## Task input

★ ★ ★ ★

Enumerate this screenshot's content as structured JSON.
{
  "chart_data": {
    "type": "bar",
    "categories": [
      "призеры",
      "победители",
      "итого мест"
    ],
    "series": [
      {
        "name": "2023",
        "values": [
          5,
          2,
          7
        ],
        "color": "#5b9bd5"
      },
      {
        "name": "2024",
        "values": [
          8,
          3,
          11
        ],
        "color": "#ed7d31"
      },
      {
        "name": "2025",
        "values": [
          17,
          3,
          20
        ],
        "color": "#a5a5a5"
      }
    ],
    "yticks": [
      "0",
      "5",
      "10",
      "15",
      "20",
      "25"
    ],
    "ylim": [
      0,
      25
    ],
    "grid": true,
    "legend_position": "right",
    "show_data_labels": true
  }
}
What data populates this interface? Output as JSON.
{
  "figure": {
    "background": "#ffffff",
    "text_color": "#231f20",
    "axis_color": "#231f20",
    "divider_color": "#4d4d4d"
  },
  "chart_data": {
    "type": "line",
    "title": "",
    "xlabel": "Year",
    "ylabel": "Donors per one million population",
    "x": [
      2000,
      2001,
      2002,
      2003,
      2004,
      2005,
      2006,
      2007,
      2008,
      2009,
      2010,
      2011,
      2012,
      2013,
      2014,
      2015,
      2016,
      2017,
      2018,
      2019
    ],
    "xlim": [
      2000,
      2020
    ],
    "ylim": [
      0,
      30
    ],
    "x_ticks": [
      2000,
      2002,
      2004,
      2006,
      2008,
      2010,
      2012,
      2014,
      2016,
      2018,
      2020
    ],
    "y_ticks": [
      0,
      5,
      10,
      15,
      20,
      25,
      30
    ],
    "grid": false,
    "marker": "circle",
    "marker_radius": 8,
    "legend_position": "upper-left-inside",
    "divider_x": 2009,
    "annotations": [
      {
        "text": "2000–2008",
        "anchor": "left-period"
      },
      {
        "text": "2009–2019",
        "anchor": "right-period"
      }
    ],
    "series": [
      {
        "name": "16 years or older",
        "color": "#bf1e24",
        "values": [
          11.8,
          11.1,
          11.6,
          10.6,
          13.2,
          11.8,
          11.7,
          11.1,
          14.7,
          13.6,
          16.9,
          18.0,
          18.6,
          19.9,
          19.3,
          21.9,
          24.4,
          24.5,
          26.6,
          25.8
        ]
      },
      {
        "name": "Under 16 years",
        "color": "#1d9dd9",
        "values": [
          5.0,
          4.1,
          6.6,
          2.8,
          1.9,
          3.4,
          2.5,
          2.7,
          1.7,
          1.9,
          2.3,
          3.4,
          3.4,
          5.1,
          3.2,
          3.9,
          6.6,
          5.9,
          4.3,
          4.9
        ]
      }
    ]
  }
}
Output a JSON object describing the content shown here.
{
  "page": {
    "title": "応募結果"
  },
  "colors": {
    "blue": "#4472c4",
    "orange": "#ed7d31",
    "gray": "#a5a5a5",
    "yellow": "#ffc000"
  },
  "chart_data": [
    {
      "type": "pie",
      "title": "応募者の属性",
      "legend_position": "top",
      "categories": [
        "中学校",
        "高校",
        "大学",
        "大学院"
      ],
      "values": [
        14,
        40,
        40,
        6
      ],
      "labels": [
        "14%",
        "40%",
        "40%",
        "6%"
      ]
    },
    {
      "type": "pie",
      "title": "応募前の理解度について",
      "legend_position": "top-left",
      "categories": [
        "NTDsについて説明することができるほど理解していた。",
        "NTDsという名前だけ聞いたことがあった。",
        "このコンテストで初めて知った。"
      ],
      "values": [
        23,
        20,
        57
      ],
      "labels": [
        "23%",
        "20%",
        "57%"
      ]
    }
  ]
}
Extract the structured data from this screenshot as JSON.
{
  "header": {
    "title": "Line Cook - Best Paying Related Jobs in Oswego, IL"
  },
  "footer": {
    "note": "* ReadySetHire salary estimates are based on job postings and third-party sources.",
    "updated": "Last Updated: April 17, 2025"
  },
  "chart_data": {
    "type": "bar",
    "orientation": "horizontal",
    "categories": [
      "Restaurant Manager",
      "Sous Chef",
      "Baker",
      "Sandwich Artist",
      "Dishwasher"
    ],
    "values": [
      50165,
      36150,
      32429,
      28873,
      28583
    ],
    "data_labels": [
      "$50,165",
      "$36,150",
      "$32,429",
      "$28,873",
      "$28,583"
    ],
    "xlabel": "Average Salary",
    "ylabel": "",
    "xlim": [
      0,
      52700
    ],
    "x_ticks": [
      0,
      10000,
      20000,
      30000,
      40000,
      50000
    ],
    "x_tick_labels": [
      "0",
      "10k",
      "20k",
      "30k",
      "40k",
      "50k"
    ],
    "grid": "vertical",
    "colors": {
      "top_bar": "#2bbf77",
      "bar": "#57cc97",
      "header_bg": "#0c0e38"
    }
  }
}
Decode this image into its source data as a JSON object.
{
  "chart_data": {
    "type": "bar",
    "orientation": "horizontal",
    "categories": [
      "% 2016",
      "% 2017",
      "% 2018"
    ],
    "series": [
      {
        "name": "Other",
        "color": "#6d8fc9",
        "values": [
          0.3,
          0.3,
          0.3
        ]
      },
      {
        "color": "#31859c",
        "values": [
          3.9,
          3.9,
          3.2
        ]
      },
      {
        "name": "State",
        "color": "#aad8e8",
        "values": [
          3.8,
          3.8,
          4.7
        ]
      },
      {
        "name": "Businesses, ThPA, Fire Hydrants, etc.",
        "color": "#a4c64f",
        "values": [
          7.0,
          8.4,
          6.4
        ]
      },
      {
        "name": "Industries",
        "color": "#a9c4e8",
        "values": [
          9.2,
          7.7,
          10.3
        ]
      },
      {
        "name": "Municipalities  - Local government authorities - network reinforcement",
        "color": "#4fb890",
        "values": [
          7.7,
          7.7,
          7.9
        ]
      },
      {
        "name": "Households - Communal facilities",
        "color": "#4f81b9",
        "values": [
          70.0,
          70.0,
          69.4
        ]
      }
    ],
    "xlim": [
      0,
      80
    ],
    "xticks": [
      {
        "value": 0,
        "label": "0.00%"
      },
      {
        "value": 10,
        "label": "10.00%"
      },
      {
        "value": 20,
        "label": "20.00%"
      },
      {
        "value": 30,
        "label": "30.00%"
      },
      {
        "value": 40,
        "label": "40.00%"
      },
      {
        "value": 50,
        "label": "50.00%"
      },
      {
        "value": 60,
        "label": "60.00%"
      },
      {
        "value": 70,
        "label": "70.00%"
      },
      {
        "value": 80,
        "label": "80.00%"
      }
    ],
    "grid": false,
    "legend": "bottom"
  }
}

★ ★ ★ ★

## Exercise aim
Each record above should be returned exactly as it appears.

## Answer to the problem
Enumerate this screenshot's content as structured JSON.
{
  "chart_data": {
    "type": "bar",
    "categories": [
      "призеры",
      "победители",
      "итого мест"
    ],
    "series": [
      {
        "name": "2023",
        "values": [
          5,
          2,
          7
        ],
        "color": "#5b9bd5"
      },
      {
        "name": "2024",
        "values": [
          8,
          3,
          11
        ],
        "color": "#ed7d31"
      },
      {
        "name": "2025",
        "values": [
          17,
          3,
          20
        ],
        "color": "#a5a5a5"
      }
    ],
    "yticks": [
      "0",
      "5",
      "10",
      "15",
      "20",
      "25"
    ],
    "ylim": [
      0,
      25
    ],
    "grid": true,
    "legend_position": "right",
    "show_data_labels": true
  }
}
What data populates this interface? Output as JSON.
{
  "figure": {
    "background": "#ffffff",
    "text_color": "#231f20",
    "axis_color": "#231f20",
    "divider_color": "#4d4d4d"
  },
  "chart_data": {
    "type": "line",
    "title": "",
    "xlabel": "Year",
    "ylabel": "Donors per one million population",
    "x": [
      2000,
      2001,
      2002,
      2003,
      2004,
      2005,
      2006,
      2007,
      2008,
      2009,
      2010,
      2011,
      2012,
      2013,
      2014,
      2015,
      2016,
      2017,
      2018,
      2019
    ],
    "xlim": [
      2000,
      2020
    ],
    "ylim": [
      0,
      30
    ],
    "x_ticks": [
      2000,
      2002,
      2004,
      2006,
      2008,
      2010,
      2012,
      2014,
      2016,
      2018,
      2020
    ],
    "y_ticks": [
      0,
      5,
      10,
      15,
      20,
      25,
      30
    ],
    "grid": false,
    "marker": "circle",
    "marker_radius": 8,
    "legend_position": "upper-left-inside",
    "divider_x": 2009,
    "annotations": [
      {
        "text": "2000–2008",
        "anchor": "left-period"
      },
      {
        "text": "2009–2019",
        "anchor": "right-period"
      }
    ],
    "series": [
      {
        "name": "16 years or older",
        "color": "#bf1e24",
        "values": [
          11.8,
          11.1,
          11.6,
          10.6,
          13.2,
          11.8,
          11.7,
          11.1,
          14.7,
          13.6,
          16.9,
          18.0,
          18.6,
          19.9,
          19.3,
          21.9,
          24.4,
          24.5,
          26.6,
          25.8
        ]
      },
      {
        "name": "Under 16 years",
        "color": "#1d9dd9",
        "values": [
          5.0,
          4.1,
          6.6,
          2.8,
          1.9,
          3.4,
          2.5,
          2.7,
          1.7,
          1.9,
          2.3,
          3.4,
          3.4,
          5.1,
          3.2,
          3.9,
          6.6,
          5.9,
          4.3,
          4.9
        ]
      }
    ]
  }
}
Output a JSON object describing the content shown here.
{
  "page": {
    "title": "応募結果"
  },
  "colors": {
    "blue": "#4472c4",
    "orange": "#ed7d31",
    "gray": "#a5a5a5",
    "yellow": "#ffc000"
  },
  "chart_data": [
    {
      "type": "pie",
      "title": "応募者の属性",
      "legend_position": "top",
      "categories": [
        "中学校",
        "高校",
        "大学",
        "大学院"
      ],
      "values": [
        14,
        40,
        40,
        6
      ],
      "labels": [
        "14%",
        "40%",
        "40%",
        "6%"
      ]
    },
    {
      "type": "pie",
      "title": "応募前の理解度について",
      "legend_position": "top-left",
      "categories": [
        "NTDsについて説明することができるほど理解していた。",
        "NTDsという名前だけ聞いたことがあった。",
        "このコンテストで初めて知った。"
      ],
      "values": [
        23,
        20,
        57
      ],
      "labels": [
        "23%",
        "20%",
        "57%"
      ]
    }
  ]
}
Extract the structured data from this screenshot as JSON.
{
  "header": {
    "title": "Line Cook - Best Paying Related Jobs in Oswego, IL"
  },
  "footer": {
    "note": "* ReadySetHire salary estimates are based on job postings and third-party sources.",
    "updated": "Last Updated: April 17, 2025"
  },
  "chart_data": {
    "type": "bar",
    "orientation": "horizontal",
    "categories": [
      "Restaurant Manager",
      "Sous Chef",
      "Baker",
      "Sandwich Artist",
      "Dishwasher"
    ],
    "values": [
      50165,
      36150,
      32429,
      28873,
      28583
    ],
    "data_labels": [
      "$50,165",
      "$36,150",
      "$32,429",
      "$28,873",
      "$28,583"
    ],
    "xlabel": "Average Salary",
    "ylabel": "",
    "xlim": [
      0,
      52700
    ],
    "x_ticks": [
      0,
      10000,
      20000,
      30000,
      40000,
      50000
    ],
    "x_tick_labels": [
      "0",
      "10k",
      "20k",
      "30k",
      "40k",
      "50k"
    ],
    "grid": "vertical",
    "colors": {
      "top_bar": "#2bbf77",
      "bar": "#57cc97",
      "header_bg": "#0c0e38"
    }
  }
}
Decode this image into its source data as a JSON object.
{
  "chart_data": {
    "type": "bar",
    "orientation": "horizontal",
    "categories": [
      "% 2016",
      "% 2017",
      "% 2018"
    ],
    "series": [
      {
        "name": "Other",
        "color": "#6d8fc9",
        "values": [
          0.3,
          0.3,
          0.3
        ]
      },
      {
        "color": "#31859c",
        "values": [
          3.9,
          3.9,
          3.2
        ]
      },
      {
        "name": "State",
        "color": "#aad8e8",
        "values": [
          3.8,
          3.8,
          4.7
        ]
      },
      {
        "name": "Businesses, ThPA, Fire Hydrants, etc.",
        "color": "#a4c64f",
        "values": [
          7.0,
          8.4,
          6.4
        ]
      },
      {
        "name": "Industries",
        "color": "#a9c4e8",
        "values": [
          9.2,
          7.7,
          10.3
        ]
      },
      {
        "name": "Municipalities  - Local government authorities - network reinforcement",
        "color": "#4fb890",
        "values": [
          7.7,
          7.7,
          7.9
        ]
      },
      {
        "name": "Households - Communal facilities",
        "color": "#4f81b9",
        "values": [
          70.0,
          70.0,
          69.4
        ]
      }
    ],
    "xlim": [
      0,
      80
    ],
    "xticks": [
      {
        "value": 0,
        "label": "0.00%"
      },
      {
        "value": 10,
        "label": "10.00%"
      },
      {
        "value": 20,
        "label": "20.00%"
      },
      {
        "value": 30,
        "label": "30.00%"
      },
      {
        "value": 40,
        "label": "40.00%"
      },
      {
        "value": 50,
        "label": "50.00%"
      },
      {
        "value": 60,
        "label": "60.00%"
      },
      {
        "value": 70,
        "label": "70.00%"
      },
      {
        "value": 80,
        "label": "80.00%"
      }
    ],
    "grid": false,
    "legend": "bottom"
  }
}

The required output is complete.